| EXERCISE DETAILS |
From the listing below, pull each line that includes "cavalerie".

(Dataset entries)
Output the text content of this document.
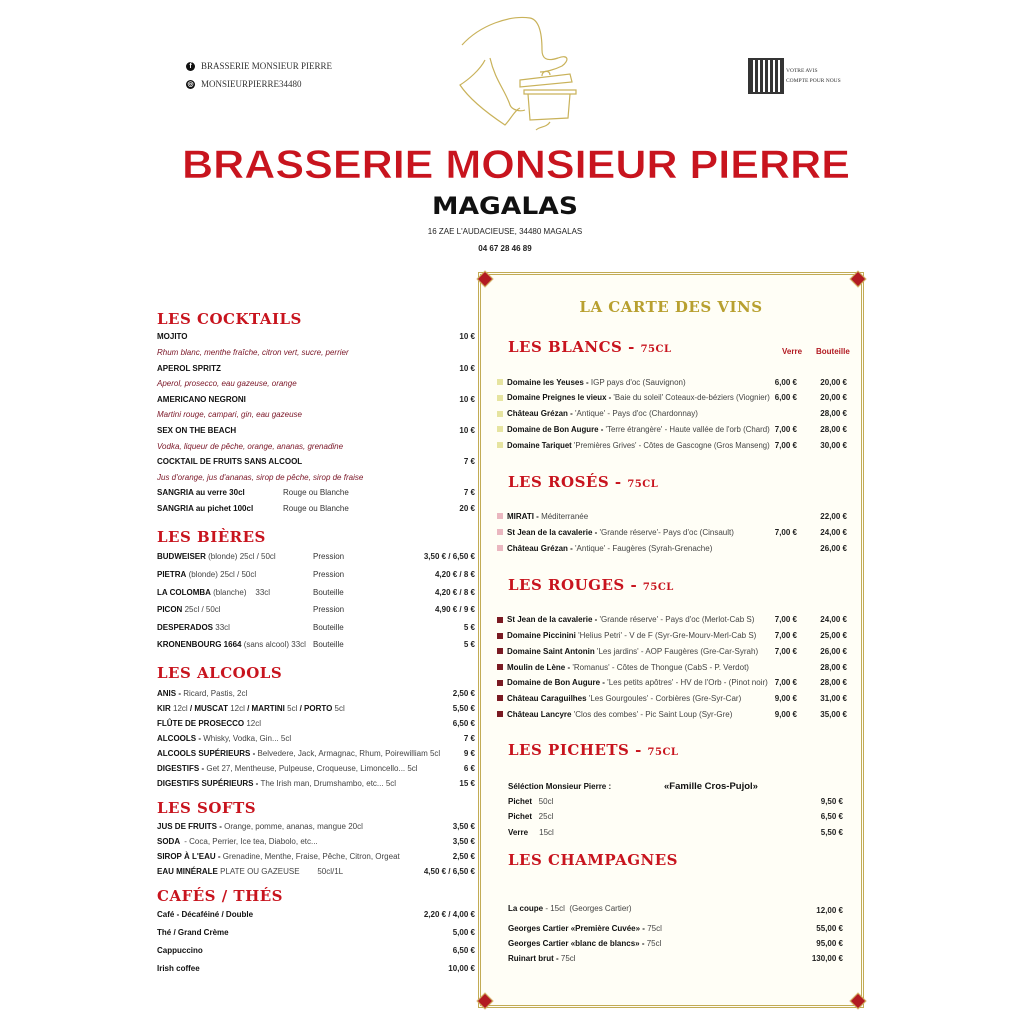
f	BRASSERIE MONSIEUR PIERRE
◎ MONSIEURPIERRE34480
VOTRE AVIS
COMPTE POUR NOUS
BRASSERIE MONSIEUR PIERRE
MAGALAS
16 ZAE L'AUDACIEUSE, 34480 MAGALAS
04 67 28 46 89
LES COCKTAILS
MOJITO	10 €
Rhum blanc, menthe fraîche, citron vert, sucre, perrier
APEROL SPRITZ	10 €
Aperol, prosecco, eau gazeuse, orange
AMERICANO NEGRONI	10 €
Martini rouge, campari, gin, eau gazeuse
SEX ON THE BEACH	10 €
Vodka, liqueur de pêche, orange, ananas, grenadine
COCKTAIL DE FRUITS SANS ALCOOL	7 €
Jus d'orange, jus d'ananas, sirop de pêche, sirop de fraise
SANGRIA au verre 30cl	Rouge ou Blanche	7 €
SANGRIA au pichet 100cl	Rouge ou Blanche	20 €
LES BIÈRES
BUDWEISER (blonde) 25cl / 50cl	Pression	3,50 € / 6,50 €
PIETRA (blonde) 25cl / 50cl	Pression	4,20 € / 8 €
LA COLOMBA (blanche)    33cl	Bouteille	4,20 € / 8 €
PICON 25cl / 50cl	Pression	4,90 € / 9 €
DESPERADOS 33cl	Bouteille	5 €
KRONENBOURG 1664 (sans alcool) 33cl Bouteille	5 €
LES ALCOOLS
ANIS - Ricard, Pastis, 2cl	2,50 €
KIR 12cl / MUSCAT 12cl / MARTINI 5cl / PORTO 5cl	5,50 €
FLÛTE DE PROSECCO 12cl	6,50 €
ALCOOLS - Whisky, Vodka, Gin... 5cl	7 €
ALCOOLS SUPÉRIEURS - Belvedere, Jack, Armagnac, Rhum, Poirewilliam 5cl	9 €
DIGESTIFS - Get 27, Mentheuse, Pulpeuse, Croqueuse, Limoncello... 5cl	6 €
DIGESTIFS SUPÉRIEURS - The Irish man, Drumshambo, etc... 5cl	15 €
LES SOFTS
JUS DE FRUITS - Orange, pomme, ananas, mangue 20cl	3,50 €
SODA  - Coca, Perrier, Ice tea, Diabolo, etc...	3,50 €
SIROP À L'EAU - Grenadine, Menthe, Fraise, Pêche, Citron, Orgeat	2,50 €
EAU MINÉRALE PLATE OU GAZEUSE        50cl/1L	4,50 € / 6,50 €
CAFÉS / THÉS
Café - Décaféiné / Double	2,20 € / 4,00 €
Thé / Grand Crème	5,00 €
Cappuccino	6,50 €
Irish coffee	10,00 €
LA CARTE DES VINS
Verre Bouteille
LES BLANCS - 75CL
Domaine les Yeuses - IGP pays d'oc (Sauvignon)	6,00 €	20,00 €
Domaine Preignes le vieux - 'Baie du soleil' Coteaux-de-béziers (Viognier) 6,00 €	20,00 €
Château Grézan - 'Antique' - Pays d'oc (Chardonnay)	28,00 €
Domaine de Bon Augure - 'Terre étrangère' - Haute vallée de l'orb (Chard) 7,00 €	28,00 €
Domaine Tariquet 'Premières Grives' - Côtes de Gascogne (Gros Manseng) 7,00 €	30,00 €
LES ROSÉS - 75CL
MIRATI - Méditerranée	22,00 €
St Jean de la cavalerie - 'Grande réserve'- Pays d'oc (Cinsault)	7,00 €	24,00 €
Château Grézan - 'Antique' - Faugères (Syrah-Grenache)	26,00 €
LES ROUGES - 75CL
St Jean de la cavalerie - 'Grande réserve' - Pays d'oc (Merlot-Cab S)	7,00 €	24,00 €
Domaine Piccinini 'Helius Petri' - V de F (Syr-Gre-Mourv-Merl-Cab S) 7,00 €	25,00 €
Domaine Saint Antonin 'Les jardins' - AOP Faugères (Gre-Car-Syrah) 7,00 €	26,00 €
Moulin de Lène - 'Romanus' - Côtes de Thongue (CabS - P. Verdot)	28,00 €
Domaine de Bon Augure - 'Les petits apôtres' - HV de l'Orb - (Pinot noir) 7,00 €	28,00 €
Château Caraguilhes 'Les Gourgoules' - Corbières (Gre-Syr-Car)	9,00 €	31,00 €
Château Lancyre 'Clos des combes' - Pic Saint Loup (Syr-Gre)	9,00 €	35,00 €
LES PICHETS - 75CL
Séléction Monsieur Pierre :	«Famille Cros-Pujol»
Pichet   50cl	9,50 €
Pichet   25cl	6,50 €
Verre     15cl	5,50 €
LES CHAMPAGNES
La coupe - 15cl  (Georges Cartier)	12,00 €
Georges Cartier «Première Cuvée» - 75cl	55,00 €
Georges Cartier «blanc de blancs» - 75cl	95,00 €
Ruinart brut - 75cl	130,00 €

| THE REPLY |
St Jean de la cavalerie - 'Grande réserve'- Pays d'oc (Cinsault)	7,00 €	24,00 €
St Jean de la cavalerie - 'Grande réserve' - Pays d'oc (Merlot-Cab S)	7,00 €	24,00 €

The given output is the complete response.